━━━ DATA FOR THIS TASK ━━━

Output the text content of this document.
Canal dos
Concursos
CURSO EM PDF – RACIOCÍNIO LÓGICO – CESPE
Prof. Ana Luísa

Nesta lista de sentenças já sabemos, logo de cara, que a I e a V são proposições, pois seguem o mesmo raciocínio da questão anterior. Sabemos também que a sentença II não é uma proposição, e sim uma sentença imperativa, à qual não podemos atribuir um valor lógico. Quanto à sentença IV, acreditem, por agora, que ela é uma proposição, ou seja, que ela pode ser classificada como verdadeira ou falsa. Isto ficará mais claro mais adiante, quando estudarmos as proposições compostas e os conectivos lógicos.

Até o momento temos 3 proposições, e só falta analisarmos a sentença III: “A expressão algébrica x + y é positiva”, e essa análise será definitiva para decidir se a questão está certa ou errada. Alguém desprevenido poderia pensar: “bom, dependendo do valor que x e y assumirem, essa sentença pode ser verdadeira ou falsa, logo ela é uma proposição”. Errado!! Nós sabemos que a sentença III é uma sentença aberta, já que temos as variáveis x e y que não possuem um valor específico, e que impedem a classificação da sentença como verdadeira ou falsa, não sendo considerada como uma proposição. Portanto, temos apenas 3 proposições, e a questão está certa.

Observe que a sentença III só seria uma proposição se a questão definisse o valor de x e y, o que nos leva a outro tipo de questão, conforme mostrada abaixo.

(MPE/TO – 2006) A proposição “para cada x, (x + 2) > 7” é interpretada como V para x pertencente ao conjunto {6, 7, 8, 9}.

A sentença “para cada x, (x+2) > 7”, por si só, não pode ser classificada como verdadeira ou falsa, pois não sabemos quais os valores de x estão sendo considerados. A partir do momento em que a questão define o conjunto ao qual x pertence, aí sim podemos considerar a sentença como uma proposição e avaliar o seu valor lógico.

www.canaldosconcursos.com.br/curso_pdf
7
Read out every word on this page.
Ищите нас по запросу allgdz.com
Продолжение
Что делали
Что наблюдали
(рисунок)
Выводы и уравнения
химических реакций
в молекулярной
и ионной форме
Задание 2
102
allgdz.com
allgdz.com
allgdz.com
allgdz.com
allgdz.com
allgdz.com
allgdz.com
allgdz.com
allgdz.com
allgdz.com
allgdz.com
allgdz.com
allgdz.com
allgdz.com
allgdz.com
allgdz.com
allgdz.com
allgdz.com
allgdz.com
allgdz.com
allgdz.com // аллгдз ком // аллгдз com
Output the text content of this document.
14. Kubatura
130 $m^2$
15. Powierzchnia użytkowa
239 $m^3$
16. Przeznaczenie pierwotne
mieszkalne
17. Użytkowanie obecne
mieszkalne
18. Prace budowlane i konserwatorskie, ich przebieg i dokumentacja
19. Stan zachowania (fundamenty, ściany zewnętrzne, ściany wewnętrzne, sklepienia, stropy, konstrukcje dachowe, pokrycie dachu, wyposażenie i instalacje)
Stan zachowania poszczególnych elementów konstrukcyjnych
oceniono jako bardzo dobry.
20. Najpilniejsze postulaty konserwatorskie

━━━

Repeat each record in full; every line must match exactly.

RESPONSE:
Output the text content of this document.
Canal dos
Concursos
CURSO EM PDF – RACIOCÍNIO LÓGICO – CESPE
Prof. Ana Luísa

Nesta lista de sentenças já sabemos, logo de cara, que a I e a V são proposições, pois seguem o mesmo raciocínio da questão anterior. Sabemos também que a sentença II não é uma proposição, e sim uma sentença imperativa, à qual não podemos atribuir um valor lógico. Quanto à sentença IV, acreditem, por agora, que ela é uma proposição, ou seja, que ela pode ser classificada como verdadeira ou falsa. Isto ficará mais claro mais adiante, quando estudarmos as proposições compostas e os conectivos lógicos.

Até o momento temos 3 proposições, e só falta analisarmos a sentença III: “A expressão algébrica x + y é positiva”, e essa análise será definitiva para decidir se a questão está certa ou errada. Alguém desprevenido poderia pensar: “bom, dependendo do valor que x e y assumirem, essa sentença pode ser verdadeira ou falsa, logo ela é uma proposição”. Errado!! Nós sabemos que a sentença III é uma sentença aberta, já que temos as variáveis x e y que não possuem um valor específico, e que impedem a classificação da sentença como verdadeira ou falsa, não sendo considerada como uma proposição. Portanto, temos apenas 3 proposições, e a questão está certa.

Observe que a sentença III só seria uma proposição se a questão definisse o valor de x e y, o que nos leva a outro tipo de questão, conforme mostrada abaixo.

(MPE/TO – 2006) A proposição “para cada x, (x + 2) > 7” é interpretada como V para x pertencente ao conjunto {6, 7, 8, 9}.

A sentença “para cada x, (x+2) > 7”, por si só, não pode ser classificada como verdadeira ou falsa, pois não sabemos quais os valores de x estão sendo considerados. A partir do momento em que a questão define o conjunto ao qual x pertence, aí sim podemos considerar a sentença como uma proposição e avaliar o seu valor lógico.

www.canaldosconcursos.com.br/curso_pdf
7
Read out every word on this page.
Ищите нас по запросу allgdz.com
Продолжение
Что делали
Что наблюдали
(рисунок)
Выводы и уравнения
химических реакций
в молекулярной
и ионной форме
Задание 2
102
allgdz.com
allgdz.com
allgdz.com
allgdz.com
allgdz.com
allgdz.com
allgdz.com
allgdz.com
allgdz.com
allgdz.com
allgdz.com
allgdz.com
allgdz.com
allgdz.com
allgdz.com
allgdz.com
allgdz.com
allgdz.com
allgdz.com
allgdz.com
allgdz.com // аллгдз ком // аллгдз com
Output the text content of this document.
14. Kubatura
130 $m^2$
15. Powierzchnia użytkowa
239 $m^3$
16. Przeznaczenie pierwotne
mieszkalne
17. Użytkowanie obecne
mieszkalne
18. Prace budowlane i konserwatorskie, ich przebieg i dokumentacja
19. Stan zachowania (fundamenty, ściany zewnętrzne, ściany wewnętrzne, sklepienia, stropy, konstrukcje dachowe, pokrycie dachu, wyposażenie i instalacje)
Stan zachowania poszczególnych elementów konstrukcyjnych
oceniono jako bardzo dobry.
20. Najpilniejsze postulaty konserwatorskie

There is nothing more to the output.